### JOB 1:
Copy the passage from the core library files text word for word, starting at "These are the" and ending after "these utility functions.".

### DOCUMENT EXCERPT:
--- --- ---

These are the core library files containing classes and functions used to train the model and generate parameters. Each of the example folders includes a main file which typically imports and processes MS2 data and then creates an instance of the HMM class, which uses some of these utility functions.
File Name | Description |
---|---|
calcObservationLikelihood | Calculate HMM observation likelihood |
calculate_single_cell_transition_rates | Given posterior transition probabilities, convert to transition rates |
compute_dynamic_F | Get current compound state dynamically |
exact_forward_backward | Exact version of forward backward (experimental) |
export_em_parameters | Export inferred parameters as dataframe |
forward_backward | Train model using forward-backward algorithm |
get_adjusted | Get number of 1's and 0's in current compound state |
get_posterior | Get posterior probabilities from trained model |
get_single_cell_emission | Calculate single cell emission probabilities |
HMM | HMM class, contains functions to run EM etc. |
HMMnumba | More efficient version of HMM (experimental) |
initialise_parameters | Initialise HMM parameters |
log_sum_exp | Calculate log sum exp efficiently |
logsumexp_numba | (Potentially) more efficient version of above |
ms2_loading_coeff | Take fluorescence ramp-up during probe transit into account (similar to original model) |
probe_adjustment | Run above |
process_raw_data | Process MS2 data |
v_log_solve | Calculate HMM emission parameter (similar to original model) |

--- --- ---

Spatial layout data
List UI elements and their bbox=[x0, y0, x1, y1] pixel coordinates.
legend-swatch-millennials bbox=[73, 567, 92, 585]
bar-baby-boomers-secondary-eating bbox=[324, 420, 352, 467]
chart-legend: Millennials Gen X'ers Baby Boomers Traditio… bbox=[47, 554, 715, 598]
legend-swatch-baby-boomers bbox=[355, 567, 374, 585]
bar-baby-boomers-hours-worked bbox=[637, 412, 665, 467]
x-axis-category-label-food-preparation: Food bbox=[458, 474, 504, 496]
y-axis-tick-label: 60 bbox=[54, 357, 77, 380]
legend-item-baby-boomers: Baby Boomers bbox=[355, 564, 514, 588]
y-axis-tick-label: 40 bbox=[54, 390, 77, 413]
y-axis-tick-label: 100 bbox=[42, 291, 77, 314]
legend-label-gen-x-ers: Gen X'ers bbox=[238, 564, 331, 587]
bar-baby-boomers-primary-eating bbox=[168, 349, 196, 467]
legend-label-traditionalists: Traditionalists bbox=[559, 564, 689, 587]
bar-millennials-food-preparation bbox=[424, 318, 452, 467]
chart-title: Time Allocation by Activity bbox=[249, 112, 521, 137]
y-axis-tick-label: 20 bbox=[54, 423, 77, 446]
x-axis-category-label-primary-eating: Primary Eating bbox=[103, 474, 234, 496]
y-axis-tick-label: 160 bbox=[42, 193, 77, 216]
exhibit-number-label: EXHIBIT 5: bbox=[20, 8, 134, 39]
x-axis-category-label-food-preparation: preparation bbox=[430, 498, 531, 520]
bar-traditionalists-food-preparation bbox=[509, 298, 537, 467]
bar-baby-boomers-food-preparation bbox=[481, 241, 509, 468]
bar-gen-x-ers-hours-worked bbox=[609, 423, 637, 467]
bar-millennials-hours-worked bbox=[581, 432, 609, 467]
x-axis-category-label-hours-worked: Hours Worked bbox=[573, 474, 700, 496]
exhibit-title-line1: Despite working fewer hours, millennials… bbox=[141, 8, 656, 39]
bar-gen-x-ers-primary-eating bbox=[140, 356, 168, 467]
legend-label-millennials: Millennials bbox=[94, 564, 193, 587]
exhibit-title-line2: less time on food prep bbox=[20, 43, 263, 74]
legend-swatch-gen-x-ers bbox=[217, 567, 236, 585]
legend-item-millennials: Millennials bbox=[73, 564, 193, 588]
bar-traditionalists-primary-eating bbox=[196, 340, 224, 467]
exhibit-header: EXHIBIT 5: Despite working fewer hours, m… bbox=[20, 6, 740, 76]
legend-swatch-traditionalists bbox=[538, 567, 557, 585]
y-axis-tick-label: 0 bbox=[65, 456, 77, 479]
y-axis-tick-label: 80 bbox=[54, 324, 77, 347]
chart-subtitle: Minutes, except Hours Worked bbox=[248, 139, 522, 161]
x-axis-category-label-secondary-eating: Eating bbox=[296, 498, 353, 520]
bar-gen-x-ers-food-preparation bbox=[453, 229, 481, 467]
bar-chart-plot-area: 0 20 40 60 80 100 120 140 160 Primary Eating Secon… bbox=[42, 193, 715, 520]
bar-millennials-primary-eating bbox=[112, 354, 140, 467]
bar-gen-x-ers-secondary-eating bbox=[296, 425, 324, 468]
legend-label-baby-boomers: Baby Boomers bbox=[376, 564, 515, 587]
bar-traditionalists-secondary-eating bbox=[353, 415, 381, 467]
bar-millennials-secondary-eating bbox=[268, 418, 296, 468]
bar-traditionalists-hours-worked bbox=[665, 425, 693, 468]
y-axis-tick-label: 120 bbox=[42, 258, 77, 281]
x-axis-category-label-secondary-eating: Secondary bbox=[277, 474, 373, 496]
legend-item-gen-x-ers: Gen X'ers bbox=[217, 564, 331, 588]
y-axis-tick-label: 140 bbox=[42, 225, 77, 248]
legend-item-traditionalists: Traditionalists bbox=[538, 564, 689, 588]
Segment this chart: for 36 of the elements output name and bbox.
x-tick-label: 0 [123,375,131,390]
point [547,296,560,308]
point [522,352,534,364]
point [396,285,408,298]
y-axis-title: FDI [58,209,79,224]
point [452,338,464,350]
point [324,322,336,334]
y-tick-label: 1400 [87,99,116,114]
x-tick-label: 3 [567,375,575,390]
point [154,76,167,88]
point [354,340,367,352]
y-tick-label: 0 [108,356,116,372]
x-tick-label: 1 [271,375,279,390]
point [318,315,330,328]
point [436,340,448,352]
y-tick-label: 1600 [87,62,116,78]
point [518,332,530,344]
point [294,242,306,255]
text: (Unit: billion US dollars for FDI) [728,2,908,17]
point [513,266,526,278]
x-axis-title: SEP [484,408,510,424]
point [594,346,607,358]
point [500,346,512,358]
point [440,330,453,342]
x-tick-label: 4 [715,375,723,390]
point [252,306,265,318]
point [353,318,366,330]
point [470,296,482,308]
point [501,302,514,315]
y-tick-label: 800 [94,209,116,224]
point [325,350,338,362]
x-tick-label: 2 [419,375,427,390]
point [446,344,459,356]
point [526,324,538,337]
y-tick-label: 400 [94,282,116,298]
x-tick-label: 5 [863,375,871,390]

--- --- ---

### JOB 2:
Give the listing lines from the first line of the listing through the line that contains "bar-baby-boomers-hours-worked bbox=[637, 412, 665, 467]" as a JSON list of strings, one string per line, leaving out any blank lines.

### TASK RESPONSE 1:
These are the core library files containing classes and functions used to train the model and generate parameters. Each of the example folders includes a main file which typically imports and processes MS2 data and then creates an instance of the HMM class, which uses some of these utility functions.

### TASK RESPONSE 2:
[
  "List UI elements and their bbox=[x0, y0, x1, y1] pixel coordinates.",
  "legend-swatch-millennials bbox=[73, 567, 92, 585]",
  "bar-baby-boomers-secondary-eating bbox=[324, 420, 352, 467]",
  "chart-legend: Millennials Gen X'ers Baby Boomers Traditio… bbox=[47, 554, 715, 598]",
  "legend-swatch-baby-boomers bbox=[355, 567, 374, 585]",
  "bar-baby-boomers-hours-worked bbox=[637, 412, 665, 467]"
]